AIM OF THE EXERCISE —
In the records below, count every line containing "Duration". Reply with the number only.

MATERIAL FOR THIS TASK —
==*==

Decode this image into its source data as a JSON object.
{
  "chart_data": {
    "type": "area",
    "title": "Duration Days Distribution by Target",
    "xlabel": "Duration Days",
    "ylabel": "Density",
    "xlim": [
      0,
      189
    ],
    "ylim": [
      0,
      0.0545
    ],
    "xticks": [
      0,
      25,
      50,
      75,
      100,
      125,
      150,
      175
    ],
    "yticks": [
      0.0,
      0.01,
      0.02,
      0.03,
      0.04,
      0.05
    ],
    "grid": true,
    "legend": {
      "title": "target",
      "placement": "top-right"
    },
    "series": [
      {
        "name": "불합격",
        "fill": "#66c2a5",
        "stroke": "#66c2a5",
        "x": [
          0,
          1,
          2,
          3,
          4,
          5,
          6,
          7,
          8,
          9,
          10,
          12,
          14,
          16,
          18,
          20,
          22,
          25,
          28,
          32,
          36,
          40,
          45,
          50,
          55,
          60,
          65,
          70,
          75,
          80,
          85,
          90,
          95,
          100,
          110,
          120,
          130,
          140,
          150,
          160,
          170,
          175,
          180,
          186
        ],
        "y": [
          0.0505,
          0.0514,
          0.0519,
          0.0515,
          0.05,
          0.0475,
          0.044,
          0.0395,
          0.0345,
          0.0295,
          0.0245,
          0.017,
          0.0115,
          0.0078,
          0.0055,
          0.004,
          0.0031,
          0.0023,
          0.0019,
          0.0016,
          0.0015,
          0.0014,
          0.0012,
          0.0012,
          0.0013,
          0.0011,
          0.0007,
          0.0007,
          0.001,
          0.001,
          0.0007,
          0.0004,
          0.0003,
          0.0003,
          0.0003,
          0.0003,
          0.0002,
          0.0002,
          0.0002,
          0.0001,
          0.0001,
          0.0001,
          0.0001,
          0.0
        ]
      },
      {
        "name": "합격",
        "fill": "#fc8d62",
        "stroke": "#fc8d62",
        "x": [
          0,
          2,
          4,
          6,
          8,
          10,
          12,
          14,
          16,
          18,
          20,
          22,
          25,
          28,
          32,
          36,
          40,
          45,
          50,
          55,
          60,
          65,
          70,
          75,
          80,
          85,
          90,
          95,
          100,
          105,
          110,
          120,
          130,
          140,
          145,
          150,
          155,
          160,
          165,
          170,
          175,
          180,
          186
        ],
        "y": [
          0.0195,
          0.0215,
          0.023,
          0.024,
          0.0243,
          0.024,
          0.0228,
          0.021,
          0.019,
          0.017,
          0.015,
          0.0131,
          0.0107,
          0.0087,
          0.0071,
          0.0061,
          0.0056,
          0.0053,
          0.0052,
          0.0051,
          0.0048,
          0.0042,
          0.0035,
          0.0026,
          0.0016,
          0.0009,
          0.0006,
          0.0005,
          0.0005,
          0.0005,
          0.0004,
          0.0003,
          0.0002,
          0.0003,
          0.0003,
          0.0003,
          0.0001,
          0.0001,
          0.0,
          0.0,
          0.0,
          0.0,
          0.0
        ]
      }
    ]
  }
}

==*==

RESPONSE TO THIS TASK —
2